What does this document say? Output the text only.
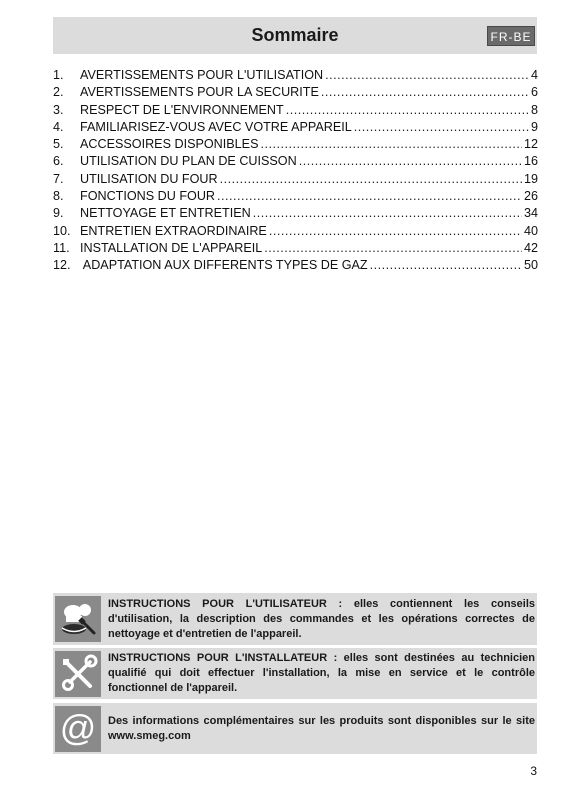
Sommaire	FR-BE
1.	AVERTISSEMENTS POUR L'UTILISATION .....	4
2.	AVERTISSEMENTS POUR LA SECURITE .....	6
3.	RESPECT DE L'ENVIRONNEMENT .....	8
4.	FAMILIARISEZ-VOUS AVEC VOTRE APPAREIL .....	9
5.	ACCESSOIRES DISPONIBLES .....	12
6.	UTILISATION DU PLAN DE CUISSON .....	16
7.	UTILISATION DU FOUR .....	19
8.	FONCTIONS DU FOUR .....	26
9.	NETTOYAGE ET ENTRETIEN .....	34
10. ENTRETIEN EXTRAORDINAIRE .....	40
11. INSTALLATION DE L'APPAREIL .....	42
12. ADAPTATION AUX DIFFERENTS TYPES DE GAZ .....	50
INSTRUCTIONS POUR L'UTILISATEUR : elles contiennent les conseils d'utilisation, la description des commandes et les opérations correctes de nettoyage et d'entretien de l'appareil.
INSTRUCTIONS POUR L'INSTALLATEUR : elles sont destinées au technicien qualifié qui doit effectuer l'installation, la mise en service et le contrôle fonctionnel de l'appareil.
@ Des informations complémentaires sur les produits sont disponibles sur le site www.smeg.com
3
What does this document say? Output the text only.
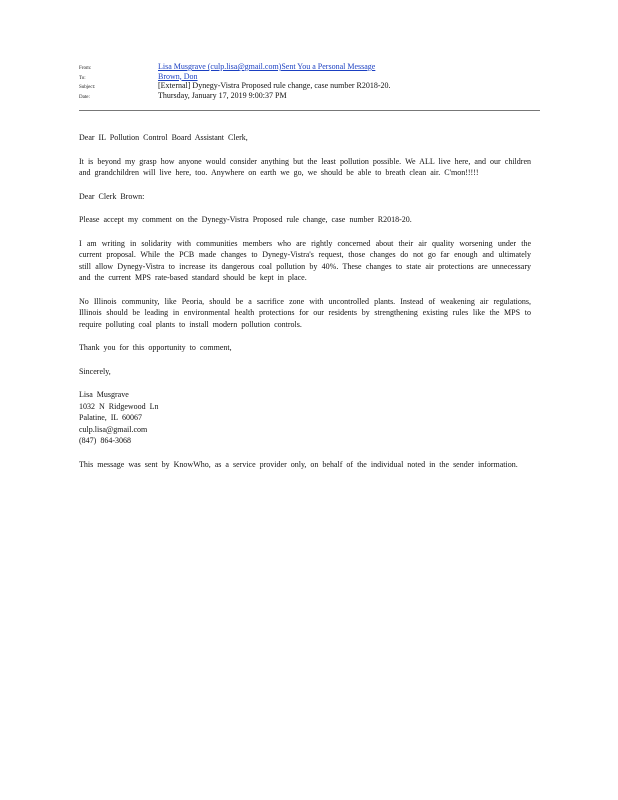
From:	Lisa Musgrave (culp.lisa@gmail.com)Sent You a Personal Message
To:	Brown, Don
Subject:	[External] Dynegy-Vistra Proposed rule change, case number R2018-20.
Date:	Thursday, January 17, 2019 9:00:37 PM

Dear IL Pollution Control Board Assistant Clerk,

It is beyond my grasp how anyone would consider anything but the least pollution possible. We ALL live here, and our children and grandchildren will live here, too. Anywhere on earth we go, we should be able to breath clean air. C'mon!!!!!

Dear Clerk Brown:

Please accept my comment on the Dynegy-Vistra Proposed rule change, case number R2018-20.

I am writing in solidarity with communities members who are rightly concerned about their air quality worsening under the current proposal. While the PCB made changes to Dynegy-Vistra's request, those changes do not go far enough and ultimately still allow Dynegy-Vistra to increase its dangerous coal pollution by 40%. These changes to state air protections are unnecessary and the current MPS rate-based standard should be kept in place.

No Illinois community, like Peoria, should be a sacrifice zone with uncontrolled plants. Instead of weakening air regulations, Illinois should be leading in environmental health protections for our residents by strengthening existing rules like the MPS to require polluting coal plants to install modern pollution controls.

Thank you for this opportunity to comment,

Sincerely,

Lisa Musgrave
1032 N Ridgewood Ln
Palatine, IL 60067
culp.lisa@gmail.com
(847) 864-3068

This message was sent by KnowWho, as a service provider only, on behalf of the individual noted in the sender information.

> STATED TASK: Give all the entries again exactly, dropping each picture.

> WRITTEN ANSWER:
What does this document say? Output the text only.
Sommaire	FR-BE
1.	AVERTISSEMENTS POUR L'UTILISATION .....	4
2.	AVERTISSEMENTS POUR LA SECURITE .....	6
3.	RESPECT DE L'ENVIRONNEMENT .....	8
4.	FAMILIARISEZ-VOUS AVEC VOTRE APPAREIL .....	9
5.	ACCESSOIRES DISPONIBLES .....	12
6.	UTILISATION DU PLAN DE CUISSON .....	16
7.	UTILISATION DU FOUR .....	19
8.	FONCTIONS DU FOUR .....	26
9.	NETTOYAGE ET ENTRETIEN .....	34
10. ENTRETIEN EXTRAORDINAIRE .....	40
11. INSTALLATION DE L'APPAREIL .....	42
12. ADAPTATION AUX DIFFERENTS TYPES DE GAZ .....	50
INSTRUCTIONS POUR L'UTILISATEUR : elles contiennent les conseils d'utilisation, la description des commandes et les opérations correctes de nettoyage et d'entretien de l'appareil.
INSTRUCTIONS POUR L'INSTALLATEUR : elles sont destinées au technicien qualifié qui doit effectuer l'installation, la mise en service et le contrôle fonctionnel de l'appareil.
@ Des informations complémentaires sur les produits sont disponibles sur le site www.smeg.com
3
What does this document say? Output the text only.
From:	Lisa Musgrave (culp.lisa@gmail.com)Sent You a Personal Message
To:	Brown, Don
Subject:	[External] Dynegy-Vistra Proposed rule change, case number R2018-20.
Date:	Thursday, January 17, 2019 9:00:37 PM

Dear IL Pollution Control Board Assistant Clerk,

It is beyond my grasp how anyone would consider anything but the least pollution possible. We ALL live here, and our children and grandchildren will live here, too. Anywhere on earth we go, we should be able to breath clean air. C'mon!!!!!

Dear Clerk Brown:

Please accept my comment on the Dynegy-Vistra Proposed rule change, case number R2018-20.

I am writing in solidarity with communities members who are rightly concerned about their air quality worsening under the current proposal. While the PCB made changes to Dynegy-Vistra's request, those changes do not go far enough and ultimately still allow Dynegy-Vistra to increase its dangerous coal pollution by 40%. These changes to state air protections are unnecessary and the current MPS rate-based standard should be kept in place.

No Illinois community, like Peoria, should be a sacrifice zone with uncontrolled plants. Instead of weakening air regulations, Illinois should be leading in environmental health protections for our residents by strengthening existing rules like the MPS to require polluting coal plants to install modern pollution controls.

Thank you for this opportunity to comment,

Sincerely,

Lisa Musgrave
1032 N Ridgewood Ln
Palatine, IL 60067
culp.lisa@gmail.com
(847) 864-3068

This message was sent by KnowWho, as a service provider only, on behalf of the individual noted in the sender information.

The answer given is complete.